-- JOB --
Pull out from the material below all lines with "立德树人".

Recorded data
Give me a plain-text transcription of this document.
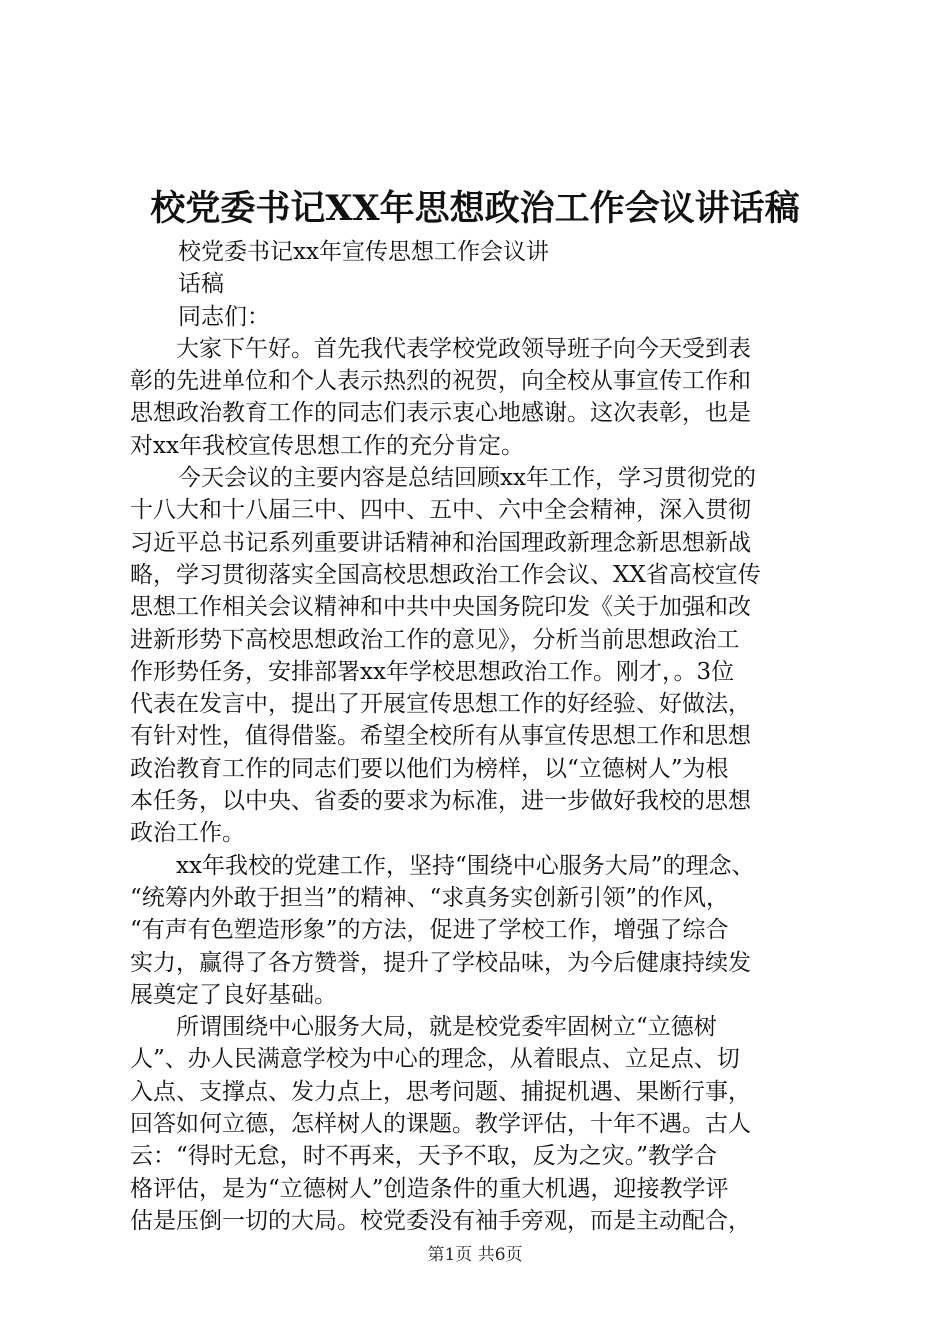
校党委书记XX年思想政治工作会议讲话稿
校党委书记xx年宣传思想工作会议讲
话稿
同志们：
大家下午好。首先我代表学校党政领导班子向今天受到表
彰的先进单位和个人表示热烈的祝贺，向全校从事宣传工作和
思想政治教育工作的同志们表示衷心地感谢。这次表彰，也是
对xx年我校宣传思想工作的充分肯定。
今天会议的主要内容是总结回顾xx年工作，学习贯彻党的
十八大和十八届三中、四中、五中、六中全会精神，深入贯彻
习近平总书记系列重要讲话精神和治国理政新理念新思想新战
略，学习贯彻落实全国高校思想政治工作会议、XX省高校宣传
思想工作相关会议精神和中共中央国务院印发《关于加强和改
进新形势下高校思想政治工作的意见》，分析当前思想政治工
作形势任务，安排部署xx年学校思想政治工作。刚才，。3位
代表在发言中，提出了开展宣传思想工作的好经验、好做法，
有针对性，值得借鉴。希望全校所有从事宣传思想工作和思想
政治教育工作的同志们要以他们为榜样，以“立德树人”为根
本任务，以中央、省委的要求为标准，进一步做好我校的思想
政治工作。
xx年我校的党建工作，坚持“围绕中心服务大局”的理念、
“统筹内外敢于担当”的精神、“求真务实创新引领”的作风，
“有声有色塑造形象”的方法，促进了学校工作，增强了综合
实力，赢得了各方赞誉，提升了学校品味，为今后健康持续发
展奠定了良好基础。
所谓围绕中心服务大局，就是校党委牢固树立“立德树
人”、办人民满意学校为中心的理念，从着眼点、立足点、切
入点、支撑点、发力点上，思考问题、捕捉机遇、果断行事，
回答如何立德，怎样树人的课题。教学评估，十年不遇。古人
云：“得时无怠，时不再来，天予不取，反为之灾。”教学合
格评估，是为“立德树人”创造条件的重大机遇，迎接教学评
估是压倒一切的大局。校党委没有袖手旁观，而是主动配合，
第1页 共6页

-- SOLUTION FOR THIS TASK --
政治教育工作的同志们要以他们为榜样，以“立德树人”为根
格评估，是为“立德树人”创造条件的重大机遇，迎接教学评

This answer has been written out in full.